▸ Given instruction: From the entries below, count the lines with "What". Write only the count.

▸ Material shown:
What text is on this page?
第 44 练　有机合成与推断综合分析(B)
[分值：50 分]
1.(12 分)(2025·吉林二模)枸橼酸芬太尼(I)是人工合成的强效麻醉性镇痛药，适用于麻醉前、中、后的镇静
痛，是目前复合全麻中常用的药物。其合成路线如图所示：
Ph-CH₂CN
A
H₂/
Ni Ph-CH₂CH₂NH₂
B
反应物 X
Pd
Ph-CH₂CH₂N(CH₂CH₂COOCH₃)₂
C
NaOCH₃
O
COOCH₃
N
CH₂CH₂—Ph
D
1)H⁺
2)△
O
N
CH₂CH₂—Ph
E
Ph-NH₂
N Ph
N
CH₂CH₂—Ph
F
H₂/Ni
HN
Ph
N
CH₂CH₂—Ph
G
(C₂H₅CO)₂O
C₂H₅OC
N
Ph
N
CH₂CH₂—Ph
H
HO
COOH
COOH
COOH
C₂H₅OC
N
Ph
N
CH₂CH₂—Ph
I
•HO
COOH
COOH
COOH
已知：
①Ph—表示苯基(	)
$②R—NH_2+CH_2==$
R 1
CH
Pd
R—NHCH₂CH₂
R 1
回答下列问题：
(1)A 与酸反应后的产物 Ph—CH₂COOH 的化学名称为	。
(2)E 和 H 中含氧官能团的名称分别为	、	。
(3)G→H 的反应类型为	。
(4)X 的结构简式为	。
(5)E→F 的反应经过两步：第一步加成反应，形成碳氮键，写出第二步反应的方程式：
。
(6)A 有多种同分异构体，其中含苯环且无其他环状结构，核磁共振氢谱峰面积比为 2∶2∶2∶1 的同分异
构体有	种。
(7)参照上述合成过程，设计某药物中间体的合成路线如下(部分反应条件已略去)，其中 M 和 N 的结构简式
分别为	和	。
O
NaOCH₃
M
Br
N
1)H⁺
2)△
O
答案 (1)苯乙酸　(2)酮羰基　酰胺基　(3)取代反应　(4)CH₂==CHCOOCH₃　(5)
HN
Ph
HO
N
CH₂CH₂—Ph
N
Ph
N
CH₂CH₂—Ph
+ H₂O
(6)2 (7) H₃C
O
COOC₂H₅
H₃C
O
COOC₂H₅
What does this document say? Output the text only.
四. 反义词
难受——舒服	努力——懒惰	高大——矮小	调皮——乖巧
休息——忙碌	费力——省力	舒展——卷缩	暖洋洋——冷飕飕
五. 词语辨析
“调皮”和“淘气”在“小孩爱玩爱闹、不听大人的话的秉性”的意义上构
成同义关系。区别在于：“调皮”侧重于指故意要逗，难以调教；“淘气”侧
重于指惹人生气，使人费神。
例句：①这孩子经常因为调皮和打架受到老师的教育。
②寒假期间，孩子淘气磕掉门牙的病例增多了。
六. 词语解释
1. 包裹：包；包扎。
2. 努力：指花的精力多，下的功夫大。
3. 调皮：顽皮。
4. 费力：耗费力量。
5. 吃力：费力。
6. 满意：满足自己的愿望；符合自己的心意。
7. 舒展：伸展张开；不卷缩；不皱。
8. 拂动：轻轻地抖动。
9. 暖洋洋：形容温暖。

▸ In response: 2